• Data supplied
▶
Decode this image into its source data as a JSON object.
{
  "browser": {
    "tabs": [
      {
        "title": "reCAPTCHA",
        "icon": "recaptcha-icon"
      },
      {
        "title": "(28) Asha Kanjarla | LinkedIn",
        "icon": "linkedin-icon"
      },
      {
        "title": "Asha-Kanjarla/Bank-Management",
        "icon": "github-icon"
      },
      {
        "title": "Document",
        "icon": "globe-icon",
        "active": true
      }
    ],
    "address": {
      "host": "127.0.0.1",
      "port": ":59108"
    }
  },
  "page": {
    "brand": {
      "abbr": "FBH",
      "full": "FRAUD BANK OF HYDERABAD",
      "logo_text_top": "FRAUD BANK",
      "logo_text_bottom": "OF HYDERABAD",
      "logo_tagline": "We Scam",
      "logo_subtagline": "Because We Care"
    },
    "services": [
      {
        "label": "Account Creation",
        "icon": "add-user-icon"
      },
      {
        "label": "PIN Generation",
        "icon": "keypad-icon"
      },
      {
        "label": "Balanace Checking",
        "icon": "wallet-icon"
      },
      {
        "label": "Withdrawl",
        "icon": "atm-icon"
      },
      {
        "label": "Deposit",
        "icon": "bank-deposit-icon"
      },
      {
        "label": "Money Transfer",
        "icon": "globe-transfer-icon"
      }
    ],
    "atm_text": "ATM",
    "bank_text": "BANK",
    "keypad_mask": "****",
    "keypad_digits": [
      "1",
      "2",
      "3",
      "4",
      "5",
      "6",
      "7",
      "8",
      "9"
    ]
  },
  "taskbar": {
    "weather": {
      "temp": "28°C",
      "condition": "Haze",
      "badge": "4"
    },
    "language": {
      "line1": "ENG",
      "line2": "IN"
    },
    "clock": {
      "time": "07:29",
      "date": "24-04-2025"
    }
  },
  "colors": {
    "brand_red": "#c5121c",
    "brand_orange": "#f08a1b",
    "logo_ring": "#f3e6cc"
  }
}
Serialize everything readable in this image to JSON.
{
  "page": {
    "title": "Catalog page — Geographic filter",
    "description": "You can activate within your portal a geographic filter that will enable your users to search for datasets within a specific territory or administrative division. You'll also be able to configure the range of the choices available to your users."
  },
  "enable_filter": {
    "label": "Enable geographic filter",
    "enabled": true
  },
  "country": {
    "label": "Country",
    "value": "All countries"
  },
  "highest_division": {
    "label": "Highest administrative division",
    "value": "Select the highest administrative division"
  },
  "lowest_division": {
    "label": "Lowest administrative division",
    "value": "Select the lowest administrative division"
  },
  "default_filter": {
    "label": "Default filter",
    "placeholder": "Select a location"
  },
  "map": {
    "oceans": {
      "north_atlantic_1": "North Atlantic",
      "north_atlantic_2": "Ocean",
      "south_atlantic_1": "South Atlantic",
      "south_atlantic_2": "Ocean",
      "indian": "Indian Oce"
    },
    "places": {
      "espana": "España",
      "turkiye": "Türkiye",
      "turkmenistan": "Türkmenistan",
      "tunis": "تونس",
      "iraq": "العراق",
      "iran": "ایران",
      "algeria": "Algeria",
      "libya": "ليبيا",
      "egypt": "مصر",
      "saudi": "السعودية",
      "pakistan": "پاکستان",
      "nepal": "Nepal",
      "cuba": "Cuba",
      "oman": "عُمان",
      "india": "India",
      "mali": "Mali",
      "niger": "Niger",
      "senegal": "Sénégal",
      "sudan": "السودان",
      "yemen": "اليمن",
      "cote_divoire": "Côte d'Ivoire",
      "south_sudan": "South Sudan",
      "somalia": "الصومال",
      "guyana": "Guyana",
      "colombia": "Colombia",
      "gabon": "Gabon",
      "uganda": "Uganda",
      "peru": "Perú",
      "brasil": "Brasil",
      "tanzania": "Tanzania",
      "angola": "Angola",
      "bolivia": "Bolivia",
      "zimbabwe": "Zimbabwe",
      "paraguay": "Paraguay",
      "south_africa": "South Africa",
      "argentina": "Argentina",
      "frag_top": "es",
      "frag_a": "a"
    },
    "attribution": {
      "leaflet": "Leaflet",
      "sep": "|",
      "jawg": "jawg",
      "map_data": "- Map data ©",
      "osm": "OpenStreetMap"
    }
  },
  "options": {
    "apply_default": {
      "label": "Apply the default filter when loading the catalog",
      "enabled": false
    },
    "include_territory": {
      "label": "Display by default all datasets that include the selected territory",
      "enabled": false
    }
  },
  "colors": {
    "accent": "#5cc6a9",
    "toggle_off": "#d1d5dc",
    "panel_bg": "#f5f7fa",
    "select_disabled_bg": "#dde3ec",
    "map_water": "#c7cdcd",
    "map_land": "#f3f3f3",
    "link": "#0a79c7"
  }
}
◀
• Task statement
Find the string "JSON" in the records, then copy each line where it occurs.

• Response below
Decode this image into its source data as a JSON object.
Serialize everything readable in this image to JSON.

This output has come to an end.